Wherever a line below holds the word "text", copy that line.

__TASK INPUT__:
↓↓↓

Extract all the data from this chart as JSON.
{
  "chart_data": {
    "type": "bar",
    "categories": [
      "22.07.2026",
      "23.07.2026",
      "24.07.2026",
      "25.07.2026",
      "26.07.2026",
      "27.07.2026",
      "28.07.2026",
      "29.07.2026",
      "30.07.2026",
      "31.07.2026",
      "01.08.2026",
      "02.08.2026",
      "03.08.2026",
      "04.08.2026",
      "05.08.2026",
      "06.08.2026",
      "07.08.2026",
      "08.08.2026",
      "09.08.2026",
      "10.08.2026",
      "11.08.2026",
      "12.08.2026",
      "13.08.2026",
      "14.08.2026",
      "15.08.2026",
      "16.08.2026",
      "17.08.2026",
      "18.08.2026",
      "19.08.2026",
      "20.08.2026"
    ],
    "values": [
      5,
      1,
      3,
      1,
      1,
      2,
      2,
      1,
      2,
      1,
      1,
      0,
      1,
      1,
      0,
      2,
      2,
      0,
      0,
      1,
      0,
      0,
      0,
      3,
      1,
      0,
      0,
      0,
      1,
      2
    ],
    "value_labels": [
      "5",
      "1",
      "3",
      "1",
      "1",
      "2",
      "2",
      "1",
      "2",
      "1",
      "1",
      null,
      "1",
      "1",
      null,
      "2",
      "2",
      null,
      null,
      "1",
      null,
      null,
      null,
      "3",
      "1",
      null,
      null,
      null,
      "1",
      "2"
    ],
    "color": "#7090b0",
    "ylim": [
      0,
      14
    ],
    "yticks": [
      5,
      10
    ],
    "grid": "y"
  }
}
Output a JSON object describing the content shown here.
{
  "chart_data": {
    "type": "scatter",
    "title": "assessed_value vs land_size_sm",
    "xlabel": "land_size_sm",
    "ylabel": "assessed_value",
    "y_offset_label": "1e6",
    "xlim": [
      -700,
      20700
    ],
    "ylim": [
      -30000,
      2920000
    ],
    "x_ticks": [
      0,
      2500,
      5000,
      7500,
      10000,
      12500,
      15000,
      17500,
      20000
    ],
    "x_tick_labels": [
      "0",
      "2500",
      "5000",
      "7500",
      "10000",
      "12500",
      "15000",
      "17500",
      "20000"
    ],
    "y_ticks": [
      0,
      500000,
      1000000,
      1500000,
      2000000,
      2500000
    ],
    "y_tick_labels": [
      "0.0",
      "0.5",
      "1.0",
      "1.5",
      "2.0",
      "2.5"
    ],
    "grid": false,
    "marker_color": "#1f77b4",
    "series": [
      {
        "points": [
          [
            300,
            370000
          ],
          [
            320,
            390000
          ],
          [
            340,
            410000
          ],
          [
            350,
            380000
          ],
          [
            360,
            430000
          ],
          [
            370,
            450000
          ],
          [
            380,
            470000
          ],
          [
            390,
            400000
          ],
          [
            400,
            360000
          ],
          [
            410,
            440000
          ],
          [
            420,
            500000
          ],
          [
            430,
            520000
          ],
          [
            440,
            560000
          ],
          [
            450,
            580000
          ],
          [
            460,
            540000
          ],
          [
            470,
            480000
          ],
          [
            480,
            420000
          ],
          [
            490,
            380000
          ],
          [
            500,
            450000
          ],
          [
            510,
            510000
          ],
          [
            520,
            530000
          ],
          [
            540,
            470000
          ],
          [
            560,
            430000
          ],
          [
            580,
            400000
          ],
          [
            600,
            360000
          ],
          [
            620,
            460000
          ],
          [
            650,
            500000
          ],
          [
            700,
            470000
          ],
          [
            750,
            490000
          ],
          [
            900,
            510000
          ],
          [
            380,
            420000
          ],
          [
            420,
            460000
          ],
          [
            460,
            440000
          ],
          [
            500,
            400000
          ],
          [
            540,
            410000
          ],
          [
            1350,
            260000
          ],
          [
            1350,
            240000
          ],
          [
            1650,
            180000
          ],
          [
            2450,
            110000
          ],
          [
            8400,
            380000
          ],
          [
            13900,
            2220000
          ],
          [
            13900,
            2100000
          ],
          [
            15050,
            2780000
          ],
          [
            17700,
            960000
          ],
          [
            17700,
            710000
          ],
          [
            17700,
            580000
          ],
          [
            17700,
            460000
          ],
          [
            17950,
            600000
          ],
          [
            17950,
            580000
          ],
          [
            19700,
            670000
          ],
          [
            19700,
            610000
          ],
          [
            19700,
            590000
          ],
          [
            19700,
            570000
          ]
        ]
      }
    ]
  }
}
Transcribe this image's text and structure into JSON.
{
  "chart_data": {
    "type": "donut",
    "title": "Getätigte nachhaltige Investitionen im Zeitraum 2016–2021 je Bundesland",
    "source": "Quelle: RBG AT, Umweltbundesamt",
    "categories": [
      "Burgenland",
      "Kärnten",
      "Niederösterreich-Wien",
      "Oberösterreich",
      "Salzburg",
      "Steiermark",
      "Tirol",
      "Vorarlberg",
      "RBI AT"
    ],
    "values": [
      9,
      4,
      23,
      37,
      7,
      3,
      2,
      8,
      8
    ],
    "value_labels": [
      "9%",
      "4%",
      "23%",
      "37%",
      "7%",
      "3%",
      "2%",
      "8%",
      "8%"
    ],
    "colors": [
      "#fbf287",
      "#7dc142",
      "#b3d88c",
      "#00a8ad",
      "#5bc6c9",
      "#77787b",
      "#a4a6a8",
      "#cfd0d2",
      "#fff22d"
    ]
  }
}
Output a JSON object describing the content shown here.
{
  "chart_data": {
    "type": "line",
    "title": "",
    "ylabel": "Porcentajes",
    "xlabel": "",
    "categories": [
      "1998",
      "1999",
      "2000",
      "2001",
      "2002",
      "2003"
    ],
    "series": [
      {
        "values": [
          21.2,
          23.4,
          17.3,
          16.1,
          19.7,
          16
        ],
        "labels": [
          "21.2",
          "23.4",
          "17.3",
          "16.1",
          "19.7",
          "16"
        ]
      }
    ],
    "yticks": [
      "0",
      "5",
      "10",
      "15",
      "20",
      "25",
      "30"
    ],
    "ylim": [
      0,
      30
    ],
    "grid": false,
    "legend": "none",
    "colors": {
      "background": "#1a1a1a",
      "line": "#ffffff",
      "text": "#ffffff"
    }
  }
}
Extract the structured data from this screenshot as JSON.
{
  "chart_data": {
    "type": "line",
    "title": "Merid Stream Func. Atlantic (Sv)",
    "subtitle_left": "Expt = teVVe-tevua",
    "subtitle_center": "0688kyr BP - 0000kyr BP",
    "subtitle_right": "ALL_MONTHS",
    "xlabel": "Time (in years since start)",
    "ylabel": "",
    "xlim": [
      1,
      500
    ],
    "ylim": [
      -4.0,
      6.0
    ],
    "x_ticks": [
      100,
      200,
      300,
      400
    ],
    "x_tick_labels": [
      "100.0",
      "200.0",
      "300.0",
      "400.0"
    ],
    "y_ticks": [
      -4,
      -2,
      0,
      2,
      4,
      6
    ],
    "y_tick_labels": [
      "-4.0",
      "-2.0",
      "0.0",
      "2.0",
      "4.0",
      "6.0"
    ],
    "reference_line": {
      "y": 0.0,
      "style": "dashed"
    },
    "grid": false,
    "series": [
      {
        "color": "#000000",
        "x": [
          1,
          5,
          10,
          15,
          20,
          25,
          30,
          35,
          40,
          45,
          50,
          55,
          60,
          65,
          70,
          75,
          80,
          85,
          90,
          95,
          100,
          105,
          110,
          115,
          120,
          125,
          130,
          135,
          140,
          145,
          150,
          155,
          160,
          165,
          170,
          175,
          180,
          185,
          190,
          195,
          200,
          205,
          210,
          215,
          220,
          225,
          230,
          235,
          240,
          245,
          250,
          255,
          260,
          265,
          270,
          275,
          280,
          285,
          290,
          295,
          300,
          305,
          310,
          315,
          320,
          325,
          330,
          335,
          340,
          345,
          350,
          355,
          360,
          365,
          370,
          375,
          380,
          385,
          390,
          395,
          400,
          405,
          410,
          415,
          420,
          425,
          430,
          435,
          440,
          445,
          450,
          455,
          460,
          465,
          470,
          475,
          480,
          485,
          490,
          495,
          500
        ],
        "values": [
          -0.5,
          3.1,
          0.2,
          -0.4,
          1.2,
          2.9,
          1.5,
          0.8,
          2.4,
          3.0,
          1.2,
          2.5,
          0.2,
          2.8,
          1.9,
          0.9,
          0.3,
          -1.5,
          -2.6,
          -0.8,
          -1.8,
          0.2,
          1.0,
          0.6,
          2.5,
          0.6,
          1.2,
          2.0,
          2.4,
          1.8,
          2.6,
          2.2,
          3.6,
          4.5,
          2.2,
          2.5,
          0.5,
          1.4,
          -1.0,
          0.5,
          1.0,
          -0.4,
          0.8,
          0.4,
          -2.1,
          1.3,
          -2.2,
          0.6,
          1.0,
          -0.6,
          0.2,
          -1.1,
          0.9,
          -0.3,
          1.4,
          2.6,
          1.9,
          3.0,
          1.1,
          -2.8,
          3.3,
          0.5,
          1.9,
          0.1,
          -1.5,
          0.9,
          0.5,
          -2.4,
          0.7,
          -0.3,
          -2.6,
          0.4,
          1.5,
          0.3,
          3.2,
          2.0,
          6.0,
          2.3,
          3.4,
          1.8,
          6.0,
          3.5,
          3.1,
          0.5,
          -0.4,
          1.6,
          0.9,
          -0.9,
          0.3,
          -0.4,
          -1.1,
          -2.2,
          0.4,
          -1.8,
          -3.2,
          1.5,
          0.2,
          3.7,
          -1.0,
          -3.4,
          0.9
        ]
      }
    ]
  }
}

↑↑↑

__ANSWER TO THIS PROBLEM__:
Transcribe this image's text and structure into JSON.
      "text": "#ffffff"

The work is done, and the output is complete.